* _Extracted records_
---+---
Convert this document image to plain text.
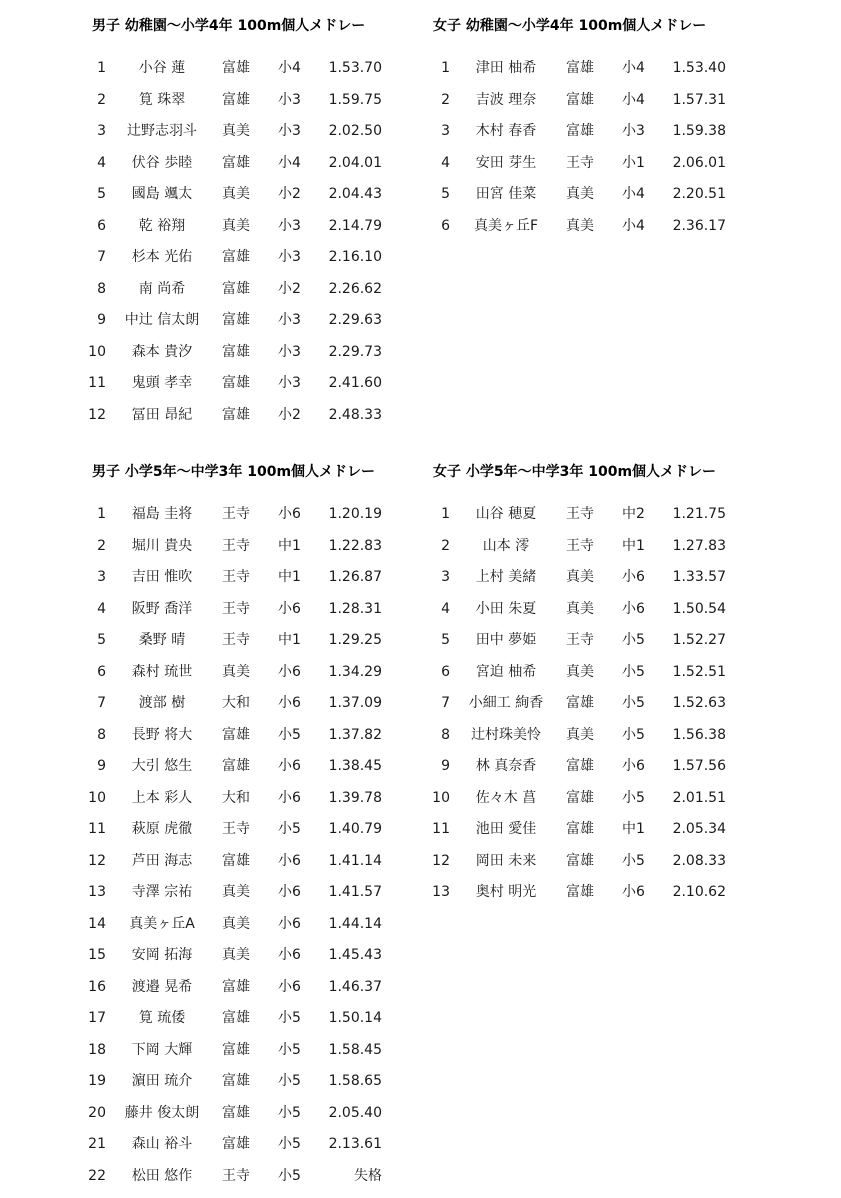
男子 幼稚園～小学4年 100m個人メドレー
1	小谷 蓮	富雄 小4	1.53.70
2	筧 珠翠	富雄 小3	1.59.75
3	辻野志羽斗	真美 小3	2.02.50
4	伏谷 歩睦	富雄 小4	2.04.01
5	國島 颯太	真美 小2	2.04.43
6	乾 裕翔	真美 小3	2.14.79
7	杉本 光佑	富雄 小3	2.16.10
8	南 尚希	富雄 小2	2.26.62
9	中辻 信太朗	富雄 小3	2.29.63
10	森本 貴汐	富雄 小3	2.29.73
11	鬼頭 孝幸	富雄 小3	2.41.60
12	冨田 昂紀	富雄 小2	2.48.33
女子 幼稚園～小学4年 100m個人メドレー
1	津田 柚希	富雄 小4	1.53.40
2	吉波 理奈	富雄 小4	1.57.31
3	木村 春香	富雄 小3	1.59.38
4	安田 芽生	王寺 小1	2.06.01
5	田宮 佳菜	真美 小4	2.20.51
6	真美ヶ丘F	真美 小4	2.36.17
男子 小学5年～中学3年 100m個人メドレー
1	福島 圭将	王寺 小6	1.20.19
2	堀川 貴央	王寺 中1	1.22.83
3	吉田 惟吹	王寺 中1	1.26.87
4	阪野 喬洋	王寺 小6	1.28.31
5	桑野 晴	王寺 中1	1.29.25
6	森村 琉世	真美 小6	1.34.29
7	渡部 樹	大和 小6	1.37.09
8	長野 将大	富雄 小5	1.37.82
9	大引 悠生	富雄 小6	1.38.45
10	上本 彩人	大和 小6	1.39.78
11	萩原 虎徹	王寺 小5	1.40.79
12	芦田 海志	富雄 小6	1.41.14
13	寺澤 宗祐	真美 小6	1.41.57
14	真美ヶ丘A	真美 小6	1.44.14
15	安岡 拓海	真美 小6	1.45.43
16	渡邉 晃希	富雄 小6	1.46.37
17	筧 琉倭	富雄 小5	1.50.14
18	下岡 大輝	富雄 小5	1.58.45
19	濵田 琉介	富雄 小5	1.58.65
20	藤井 俊太朗	富雄 小5	2.05.40
21	森山 裕斗	富雄 小5	2.13.61
22	松田 悠作	王寺 小5	失格
女子 小学5年～中学3年 100m個人メドレー
1	山谷 穂夏	王寺 中2	1.21.75
2	山本 澪	王寺 中1	1.27.83
3	上村 美緒	真美 小6	1.33.57
4	小田 朱夏	真美 小6	1.50.54
5	田中 夢姫	王寺 小5	1.52.27
6	宮迫 柚希	真美 小5	1.52.51
7	小細工 絢香	富雄 小5	1.52.63
8	辻村珠美怜	真美 小5	1.56.38
9	林 真奈香	富雄 小6	1.57.56
10	佐々木 菖	富雄 小5	2.01.51
11	池田 愛佳	富雄 中1	2.05.34
12	岡田 未来	富雄 小5	2.08.33
13	奥村 明光	富雄 小6	2.10.62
---+---
Write out the material above again, word for word, minus its pictures.

Convert this document image to plain text.
男子 幼稚園～小学4年 100m個人メドレー
1	小谷 蓮	富雄 小4	1.53.70
2	筧 珠翠	富雄 小3	1.59.75
3	辻野志羽斗	真美 小3	2.02.50
4	伏谷 歩睦	富雄 小4	2.04.01
5	國島 颯太	真美 小2	2.04.43
6	乾 裕翔	真美 小3	2.14.79
7	杉本 光佑	富雄 小3	2.16.10
8	南 尚希	富雄 小2	2.26.62
9	中辻 信太朗	富雄 小3	2.29.63
10	森本 貴汐	富雄 小3	2.29.73
11	鬼頭 孝幸	富雄 小3	2.41.60
12	冨田 昂紀	富雄 小2	2.48.33
女子 幼稚園～小学4年 100m個人メドレー
1	津田 柚希	富雄 小4	1.53.40
2	吉波 理奈	富雄 小4	1.57.31
3	木村 春香	富雄 小3	1.59.38
4	安田 芽生	王寺 小1	2.06.01
5	田宮 佳菜	真美 小4	2.20.51
6	真美ヶ丘F	真美 小4	2.36.17
男子 小学5年～中学3年 100m個人メドレー
1	福島 圭将	王寺 小6	1.20.19
2	堀川 貴央	王寺 中1	1.22.83
3	吉田 惟吹	王寺 中1	1.26.87
4	阪野 喬洋	王寺 小6	1.28.31
5	桑野 晴	王寺 中1	1.29.25
6	森村 琉世	真美 小6	1.34.29
7	渡部 樹	大和 小6	1.37.09
8	長野 将大	富雄 小5	1.37.82
9	大引 悠生	富雄 小6	1.38.45
10	上本 彩人	大和 小6	1.39.78
11	萩原 虎徹	王寺 小5	1.40.79
12	芦田 海志	富雄 小6	1.41.14
13	寺澤 宗祐	真美 小6	1.41.57
14	真美ヶ丘A	真美 小6	1.44.14
15	安岡 拓海	真美 小6	1.45.43
16	渡邉 晃希	富雄 小6	1.46.37
17	筧 琉倭	富雄 小5	1.50.14
18	下岡 大輝	富雄 小5	1.58.45
19	濵田 琉介	富雄 小5	1.58.65
20	藤井 俊太朗	富雄 小5	2.05.40
21	森山 裕斗	富雄 小5	2.13.61
22	松田 悠作	王寺 小5	失格
女子 小学5年～中学3年 100m個人メドレー
1	山谷 穂夏	王寺 中2	1.21.75
2	山本 澪	王寺 中1	1.27.83
3	上村 美緒	真美 小6	1.33.57
4	小田 朱夏	真美 小6	1.50.54
5	田中 夢姫	王寺 小5	1.52.27
6	宮迫 柚希	真美 小5	1.52.51
7	小細工 絢香	富雄 小5	1.52.63
8	辻村珠美怜	真美 小5	1.56.38
9	林 真奈香	富雄 小6	1.57.56
10	佐々木 菖	富雄 小5	2.01.51
11	池田 愛佳	富雄 中1	2.05.34
12	岡田 未来	富雄 小5	2.08.33
13	奥村 明光	富雄 小6	2.10.62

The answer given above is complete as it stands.